== Job ==
Exact repetition is required: output every record in full.

┄┄┄┄┄┄┄┄┄┄

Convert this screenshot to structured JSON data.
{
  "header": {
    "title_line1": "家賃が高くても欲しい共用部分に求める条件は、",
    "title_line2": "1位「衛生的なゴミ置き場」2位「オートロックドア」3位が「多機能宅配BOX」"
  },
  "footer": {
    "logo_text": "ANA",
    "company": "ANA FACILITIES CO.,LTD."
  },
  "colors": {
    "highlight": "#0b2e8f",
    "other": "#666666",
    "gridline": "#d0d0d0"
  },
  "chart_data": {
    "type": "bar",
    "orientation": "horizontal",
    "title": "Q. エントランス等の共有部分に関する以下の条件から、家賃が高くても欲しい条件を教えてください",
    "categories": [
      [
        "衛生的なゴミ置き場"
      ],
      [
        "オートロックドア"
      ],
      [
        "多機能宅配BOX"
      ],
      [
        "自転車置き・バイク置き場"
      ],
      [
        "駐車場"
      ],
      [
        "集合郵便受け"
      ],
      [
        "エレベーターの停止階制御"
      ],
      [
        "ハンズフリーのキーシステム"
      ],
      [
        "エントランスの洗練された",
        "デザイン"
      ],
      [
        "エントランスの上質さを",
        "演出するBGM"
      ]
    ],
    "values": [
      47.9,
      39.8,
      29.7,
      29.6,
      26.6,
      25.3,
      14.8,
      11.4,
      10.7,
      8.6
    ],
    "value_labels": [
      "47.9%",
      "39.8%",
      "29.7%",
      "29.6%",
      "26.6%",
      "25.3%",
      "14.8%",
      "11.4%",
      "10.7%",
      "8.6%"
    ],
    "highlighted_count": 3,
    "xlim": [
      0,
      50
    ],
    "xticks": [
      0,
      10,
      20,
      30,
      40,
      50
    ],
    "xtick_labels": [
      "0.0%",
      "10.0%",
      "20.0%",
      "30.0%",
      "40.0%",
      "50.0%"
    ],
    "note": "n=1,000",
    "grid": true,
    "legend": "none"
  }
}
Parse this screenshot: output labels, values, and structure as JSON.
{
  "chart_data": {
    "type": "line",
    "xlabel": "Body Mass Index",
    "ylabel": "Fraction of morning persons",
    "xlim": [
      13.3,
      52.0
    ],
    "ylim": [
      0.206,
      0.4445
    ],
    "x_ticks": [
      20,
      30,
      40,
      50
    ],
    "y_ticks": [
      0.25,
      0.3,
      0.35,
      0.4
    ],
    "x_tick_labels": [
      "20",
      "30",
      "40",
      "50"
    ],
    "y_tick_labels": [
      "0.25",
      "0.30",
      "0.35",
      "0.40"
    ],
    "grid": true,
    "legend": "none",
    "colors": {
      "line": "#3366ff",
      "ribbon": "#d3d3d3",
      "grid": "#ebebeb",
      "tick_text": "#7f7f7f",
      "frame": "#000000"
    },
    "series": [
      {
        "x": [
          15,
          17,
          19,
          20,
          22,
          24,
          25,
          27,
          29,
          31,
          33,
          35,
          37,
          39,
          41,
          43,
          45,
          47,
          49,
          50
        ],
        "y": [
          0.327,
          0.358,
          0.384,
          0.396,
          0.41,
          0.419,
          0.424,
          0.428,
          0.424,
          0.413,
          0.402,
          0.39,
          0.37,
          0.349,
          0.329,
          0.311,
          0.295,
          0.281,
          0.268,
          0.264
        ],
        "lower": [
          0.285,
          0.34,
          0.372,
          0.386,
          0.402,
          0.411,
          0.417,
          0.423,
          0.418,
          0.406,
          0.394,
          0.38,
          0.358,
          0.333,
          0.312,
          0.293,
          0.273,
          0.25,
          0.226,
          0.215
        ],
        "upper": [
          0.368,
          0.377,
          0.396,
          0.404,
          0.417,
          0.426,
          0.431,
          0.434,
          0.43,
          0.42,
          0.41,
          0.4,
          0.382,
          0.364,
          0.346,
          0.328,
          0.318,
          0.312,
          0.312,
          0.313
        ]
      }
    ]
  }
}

┄┄┄┄┄┄┄┄┄┄

== Solution ==
Convert this screenshot to structured JSON data.
{
  "header": {
    "title_line1": "家賃が高くても欲しい共用部分に求める条件は、",
    "title_line2": "1位「衛生的なゴミ置き場」2位「オートロックドア」3位が「多機能宅配BOX」"
  },
  "footer": {
    "logo_text": "ANA",
    "company": "ANA FACILITIES CO.,LTD."
  },
  "colors": {
    "highlight": "#0b2e8f",
    "other": "#666666",
    "gridline": "#d0d0d0"
  },
  "chart_data": {
    "type": "bar",
    "orientation": "horizontal",
    "title": "Q. エントランス等の共有部分に関する以下の条件から、家賃が高くても欲しい条件を教えてください",
    "categories": [
      [
        "衛生的なゴミ置き場"
      ],
      [
        "オートロックドア"
      ],
      [
        "多機能宅配BOX"
      ],
      [
        "自転車置き・バイク置き場"
      ],
      [
        "駐車場"
      ],
      [
        "集合郵便受け"
      ],
      [
        "エレベーターの停止階制御"
      ],
      [
        "ハンズフリーのキーシステム"
      ],
      [
        "エントランスの洗練された",
        "デザイン"
      ],
      [
        "エントランスの上質さを",
        "演出するBGM"
      ]
    ],
    "values": [
      47.9,
      39.8,
      29.7,
      29.6,
      26.6,
      25.3,
      14.8,
      11.4,
      10.7,
      8.6
    ],
    "value_labels": [
      "47.9%",
      "39.8%",
      "29.7%",
      "29.6%",
      "26.6%",
      "25.3%",
      "14.8%",
      "11.4%",
      "10.7%",
      "8.6%"
    ],
    "highlighted_count": 3,
    "xlim": [
      0,
      50
    ],
    "xticks": [
      0,
      10,
      20,
      30,
      40,
      50
    ],
    "xtick_labels": [
      "0.0%",
      "10.0%",
      "20.0%",
      "30.0%",
      "40.0%",
      "50.0%"
    ],
    "note": "n=1,000",
    "grid": true,
    "legend": "none"
  }
}
Parse this screenshot: output labels, values, and structure as JSON.
{
  "chart_data": {
    "type": "line",
    "xlabel": "Body Mass Index",
    "ylabel": "Fraction of morning persons",
    "xlim": [
      13.3,
      52.0
    ],
    "ylim": [
      0.206,
      0.4445
    ],
    "x_ticks": [
      20,
      30,
      40,
      50
    ],
    "y_ticks": [
      0.25,
      0.3,
      0.35,
      0.4
    ],
    "x_tick_labels": [
      "20",
      "30",
      "40",
      "50"
    ],
    "y_tick_labels": [
      "0.25",
      "0.30",
      "0.35",
      "0.40"
    ],
    "grid": true,
    "legend": "none",
    "colors": {
      "line": "#3366ff",
      "ribbon": "#d3d3d3",
      "grid": "#ebebeb",
      "tick_text": "#7f7f7f",
      "frame": "#000000"
    },
    "series": [
      {
        "x": [
          15,
          17,
          19,
          20,
          22,
          24,
          25,
          27,
          29,
          31,
          33,
          35,
          37,
          39,
          41,
          43,
          45,
          47,
          49,
          50
        ],
        "y": [
          0.327,
          0.358,
          0.384,
          0.396,
          0.41,
          0.419,
          0.424,
          0.428,
          0.424,
          0.413,
          0.402,
          0.39,
          0.37,
          0.349,
          0.329,
          0.311,
          0.295,
          0.281,
          0.268,
          0.264
        ],
        "lower": [
          0.285,
          0.34,
          0.372,
          0.386,
          0.402,
          0.411,
          0.417,
          0.423,
          0.418,
          0.406,
          0.394,
          0.38,
          0.358,
          0.333,
          0.312,
          0.293,
          0.273,
          0.25,
          0.226,
          0.215
        ],
        "upper": [
          0.368,
          0.377,
          0.396,
          0.404,
          0.417,
          0.426,
          0.431,
          0.434,
          0.43,
          0.42,
          0.41,
          0.4,
          0.382,
          0.364,
          0.346,
          0.328,
          0.318,
          0.312,
          0.312,
          0.313
        ]
      }
    ]
  }
}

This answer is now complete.